→ TASK MATERIAL
↓↓↓

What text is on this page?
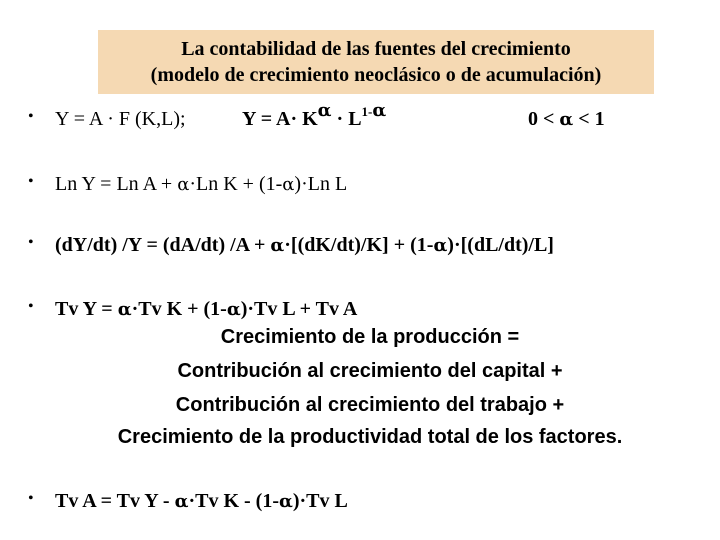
La contabilidad de las fuentes del crecimiento
(modelo de crecimiento neoclásico o de acumulación)
• Y = A · F (K,L);	$Y = A\cdot K^\alpha \cdot L^{1-\alpha}$	0 < α < 1
• Ln Y = Ln A + α·Ln K + (1-α)·Ln L
• (dY/dt) /Y = (dA/dt) /A + α·[(dK/dt)/K] + (1-α)·[(dL/dt)/L]
• Tv Y = α·Tv K + (1-α)·Tv L + Tv A
Crecimiento de la producción =
Contribución al crecimiento del capital +
Contribución al crecimiento del trabajo +
Crecimiento de la productividad total de los factores.
• Tv A = Tv Y - α·Tv K - (1-α)·Tv L
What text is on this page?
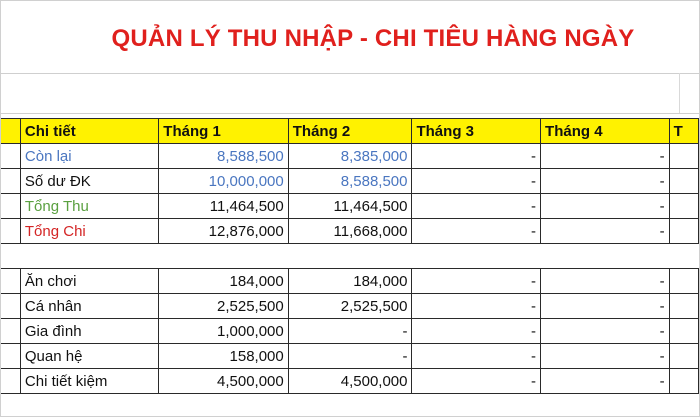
QUẢN LÝ THU NHẬP - CHI TIÊU HÀNG NGÀY
	Chi tiết	Tháng 1	Tháng 2	Tháng 3	Tháng 4	T
	Còn lại	8,588,500	8,385,000	-	-	
	Số dư ĐK	10,000,000	8,588,500	-	-	
	Tổng Thu	11,464,500	11,464,500	-	-	
	Tổng Chi	12,876,000	11,668,000	-	-	

	Ăn chơi	184,000	184,000	-	-	
	Cá nhân	2,525,500	2,525,500	-	-	
	Gia đình	1,000,000	-	-	-	
	Quan hệ	158,000	-	-	-	
	Chi tiết kiệm	4,500,000	4,500,000	-	-	
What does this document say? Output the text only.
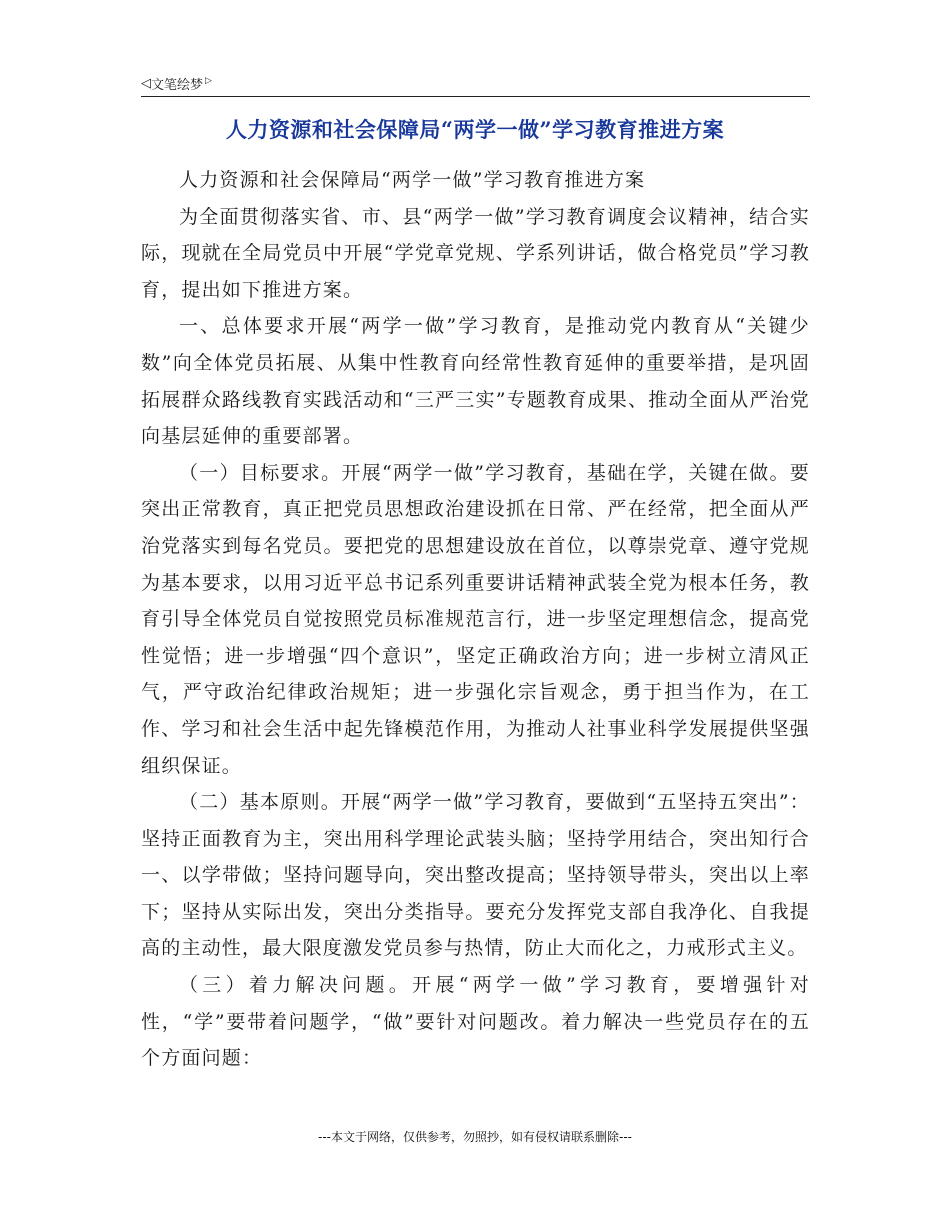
◁ 文笔绘梦 ▷
人力资源和社会保障局“两学一做”学习教育推进方案

人力资源和社会保障局“两学一做”学习教育推进方案

为全面贯彻落实省、市、县“两学一做”学习教育调度会议精神，结合实际，现就在全局党员中开展“学党章党规、学系列讲话，做合格党员”学习教育，提出如下推进方案。

一、总体要求开展“两学一做”学习教育，是推动党内教育从“关键少数”向全体党员拓展、从集中性教育向经常性教育延伸的重要举措，是巩固拓展群众路线教育实践活动和“三严三实”专题教育成果、推动全面从严治党向基层延伸的重要部署。

（一）目标要求。开展“两学一做”学习教育，基础在学，关键在做。要突出正常教育，真正把党员思想政治建设抓在日常、严在经常，把全面从严治党落实到每名党员。要把党的思想建设放在首位，以尊崇党章、遵守党规为基本要求，以用习近平总书记系列重要讲话精神武装全党为根本任务，教育引导全体党员自觉按照党员标准规范言行，进一步坚定理想信念，提高党性觉悟；进一步增强“四个意识”，坚定正确政治方向；进一步树立清风正气，严守政治纪律政治规矩；进一步强化宗旨观念，勇于担当作为，在工作、学习和社会生活中起先锋模范作用，为推动人社事业科学发展提供坚强组织保证。

（二）基本原则。开展“两学一做”学习教育，要做到“五坚持五突出”：坚持正面教育为主，突出用科学理论武装头脑；坚持学用结合，突出知行合一、以学带做；坚持问题导向，突出整改提高；坚持领导带头，突出以上率下；坚持从实际出发，突出分类指导。要充分发挥党支部自我净化、自我提高的主动性，最大限度激发党员参与热情，防止大而化之，力戒形式主义。

（三）着力解决问题。开展“两学一做”学习教育，要增强针对性，“学”要带着问题学，“做”要针对问题改。着力解决一些党员存在的五个方面问题：

---本文于网络，仅供参考，勿照抄，如有侵权请联系删除---
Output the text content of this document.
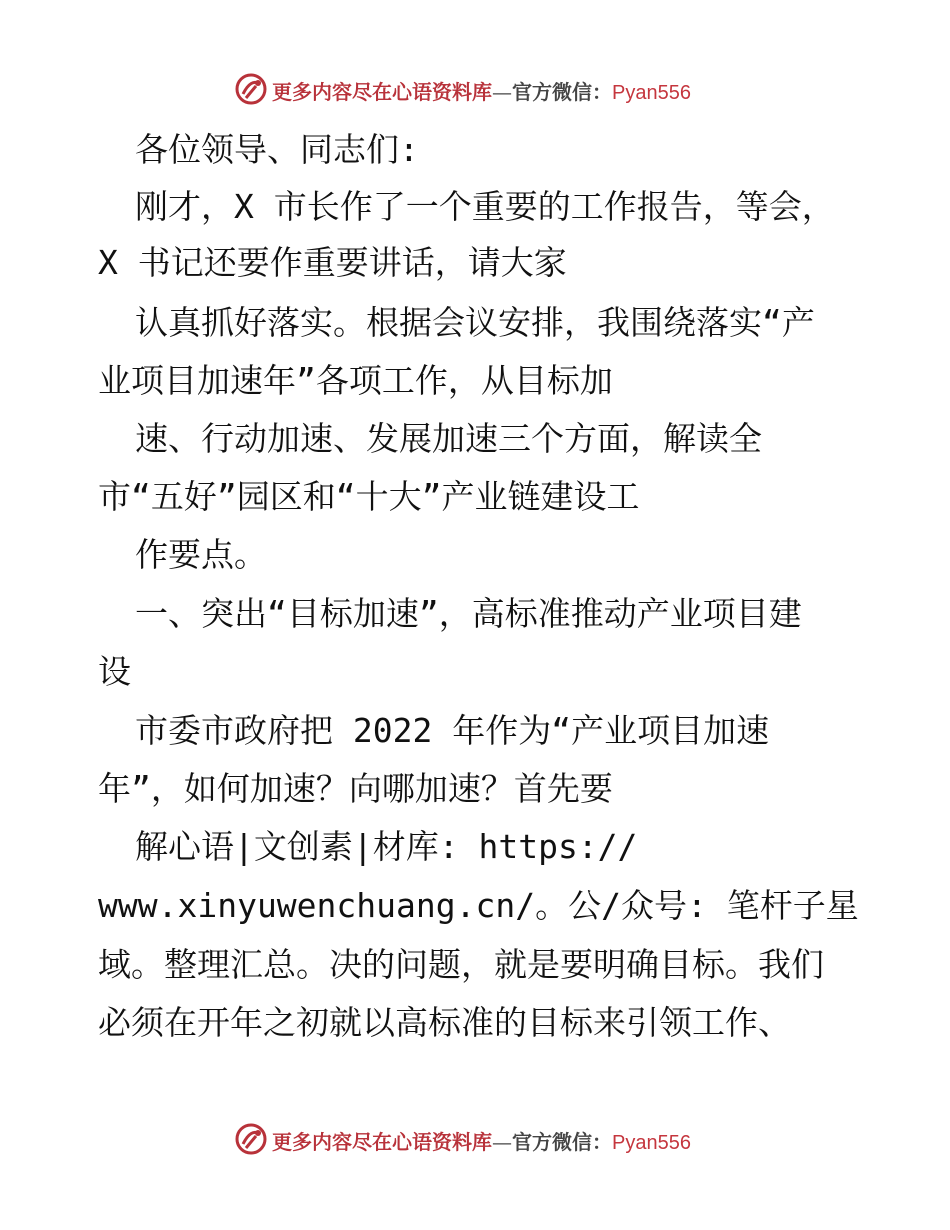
更多内容尽在心语资料库—官方微信：Pyan556
各位领导、同志们:
刚才，X 市长作了一个重要的工作报告，等会，
X 书记还要作重要讲话，请大家
认真抓好落实。根据会议安排，我围绕落实“产
业项目加速年”各项工作，从目标加
速、行动加速、发展加速三个方面，解读全
市“五好”园区和“十大”产业链建设工
作要点。
一、突出“目标加速”，高标准推动产业项目建
设
市委市政府把 2022 年作为“产业项目加速
年”，如何加速？向哪加速？首先要
解心语|文创素|材库: https://
www.xinyuwenchuang.cn/。公/众号: 笔杆子星
域。整理汇总。决的问题，就是要明确目标。我们
必须在开年之初就以高标准的目标来引领工作、
更多内容尽在心语资料库—官方微信：Pyan556
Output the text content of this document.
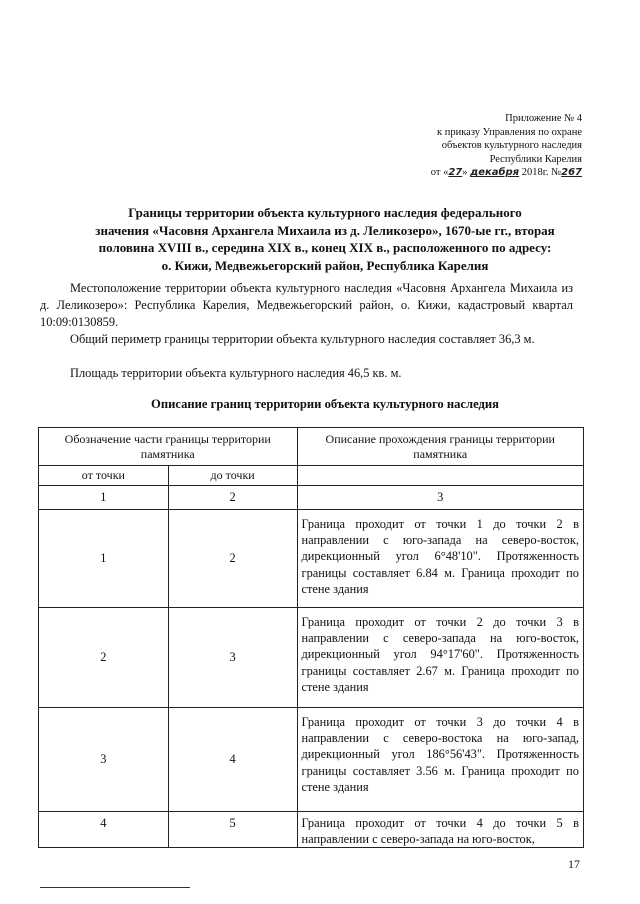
Приложение № 4
к приказу Управления по охране
объектов культурного наследия
Республики Карелия
от «27» декабря 2018г. №267
Границы территории объекта культурного наследия федерального
значения «Часовня Архангела Михаила из д. Леликозеро», 1670-ые гг., вторая
половина XVIII в., середина XIX в., конец XIX в., расположенного по адресу:
о. Кижи, Медвежьегорский район, Республика Карелия
Местоположение территории объекта культурного наследия «Часовня Архангела Михаила из д. Леликозеро»: Республика Карелия, Медвежьегорский район, о. Кижи, кадастровый квартал 10:09:0130859.
Общий периметр границы территории объекта культурного наследия составляет 36,3 м.
Площадь территории объекта культурного наследия 46,5 кв. м.
Описание границ территории объекта культурного наследия
Обозначение части границы территории памятника		Описание прохождения границы территории памятника
от точки	до точки	
1	2	3
1	2	Граница проходит от точки 1 до точки 2 в направлении с юго-запада на северо-восток, дирекционный угол 6°48'10". Протяженность границы составляет 6.84 м. Граница проходит по стене здания
2	3	Граница проходит от точки 2 до точки 3 в направлении с северо-запада на юго-восток, дирекционный угол 94°17'60". Протяженность границы составляет 2.67 м. Граница проходит по стене здания
3	4	Граница проходит от точки 3 до точки 4 в направлении с северо-востока на юго-запад, дирекционный угол 186°56'43". Протяженность границы составляет 3.56 м. Граница проходит по стене здания
4	5	Граница проходит от точки 4 до точки 5 в направлении с северо-запада на юго-восток,
17
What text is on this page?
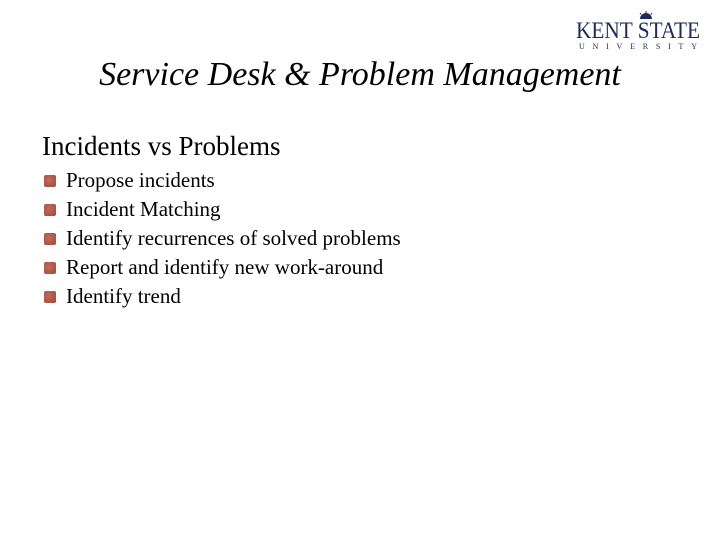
KENT STATE
UNIVERSITY
Service Desk & Problem Management
Incidents vs Problems
Propose incidents
Incident Matching
Identify recurrences of solved problems
Report and identify new work-around
Identify trend
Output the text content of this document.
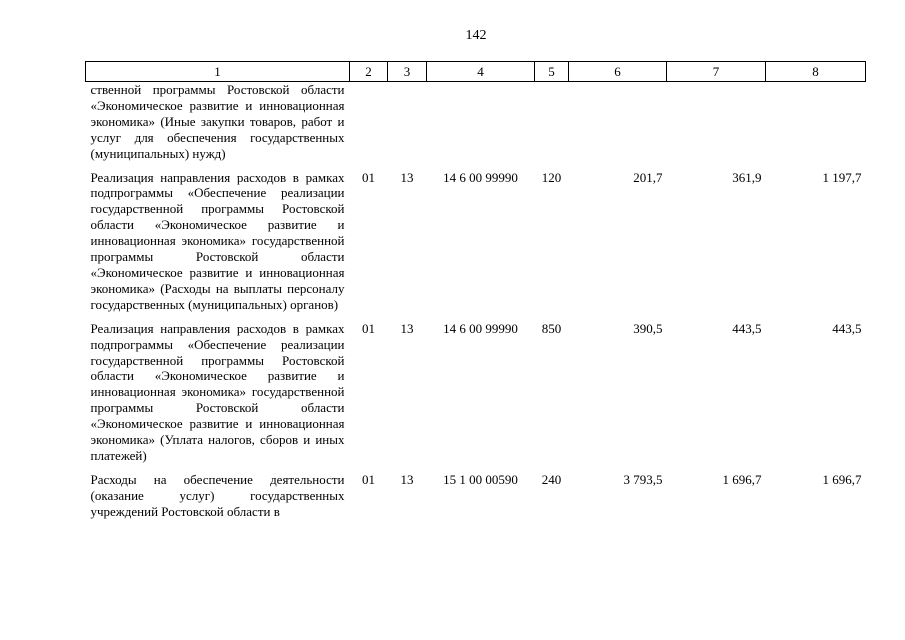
142
1	2	3	4	5	6	7	8
ственной программы Ростовской области «Экономическое развитие и инновационная экономика» (Иные закупки товаров, работ и услуг для обеспечения государственных (муниципальных) нужд)							
Реализация направления расходов в рамках подпрограммы «Обеспечение реализации государственной программы Ростовской области «Экономическое развитие и инновационная экономика» государственной программы Ростовской области «Экономическое развитие и инновационная экономика» (Расходы на выплаты персоналу государственных (муниципальных) органов)	01	13	14 6 00 99990	120	201,7	361,9	1 197,7
Реализация направления расходов в рамках подпрограммы «Обеспечение реализации государственной программы Ростовской области «Экономическое развитие и инновационная экономика» государственной программы Ростовской области «Экономическое развитие и инновационная экономика» (Уплата налогов, сборов и иных платежей)	01	13	14 6 00 99990	850	390,5	443,5	443,5
Расходы на обеспечение деятельности (оказание услуг) государственных учреждений Ростовской области в	01	13	15 1 00 00590	240	3 793,5	1 696,7	1 696,7
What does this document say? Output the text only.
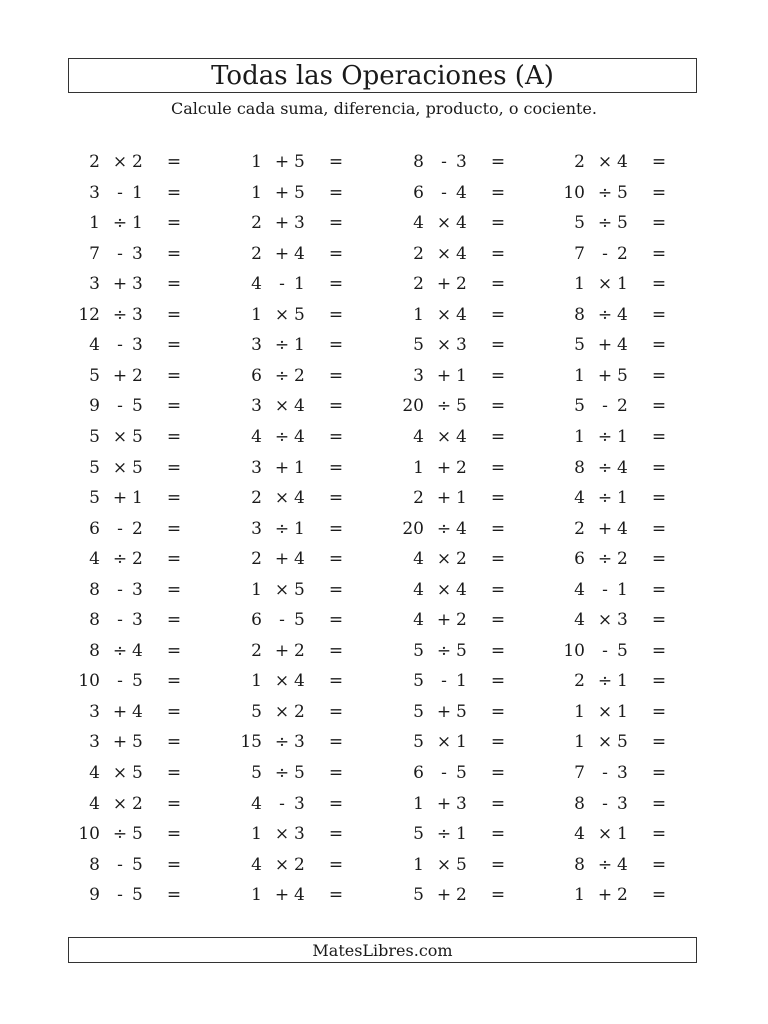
Todas las Operaciones (A)
Calcule cada suma, diferencia, producto, o cociente.
2 × 2	=	1 + 5	=	8	- 3	=	2 × 4	=
3	- 1	=	1 + 5	=	6	- 4	=	10 ÷ 5	=
1 ÷ 1	=	2 + 3	=	4 × 4	=	5 ÷ 5	=
7	- 3	=	2 + 4	=	2 × 4	=	7	- 2	=
3 + 3	=	4	- 1	=	2 + 2	=	1 × 1	=
12 ÷ 3	=	1 × 5	=	1 × 4	=	8 ÷ 4	=
4	- 3	=	3 ÷ 1	=	5 × 3	=	5 + 4	=
5 + 2	=	6 ÷ 2	=	3 + 1	=	1 + 5	=
9	- 5	=	3 × 4	=	20 ÷ 5	=	5	- 2	=
5 × 5	=	4 ÷ 4	=	4 × 4	=	1 ÷ 1	=
5 × 5	=	3 + 1	=	1 + 2	=	8 ÷ 4	=
5 + 1	=	2 × 4	=	2 + 1	=	4 ÷ 1	=
6	- 2	=	3 ÷ 1	=	20 ÷ 4	=	2 + 4	=
4 ÷ 2	=	2 + 4	=	4 × 2	=	6 ÷ 2	=
8	- 3	=	1 × 5	=	4 × 4	=	4	- 1	=
8	- 3	=	6	- 5	=	4 + 2	=	4 × 3	=
8 ÷ 4	=	2 + 2	=	5 ÷ 5	=	10	- 5	=
10	- 5	=	1 × 4	=	5	- 1	=	2 ÷ 1	=
3 + 4	=	5 × 2	=	5 + 5	=	1 × 1	=
3 + 5	=	15 ÷ 3	=	5 × 1	=	1 × 5	=
4 × 5	=	5 ÷ 5	=	6	- 5	=	7	- 3	=
4 × 2	=	4	- 3	=	1 + 3	=	8	- 3	=
10 ÷ 5	=	1 × 3	=	5 ÷ 1	=	4 × 1	=
8	- 5	=	4 × 2	=	1 × 5	=	8 ÷ 4	=
9	- 5	=	1 + 4	=	5 + 2	=	1 + 2	=
MatesLibres.com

↑↑↑

→ AIM OF THE TASK
State how many lines in the records above contain the word "Contribución", giving only the number.

→ RESULT FOR THIS TASK
2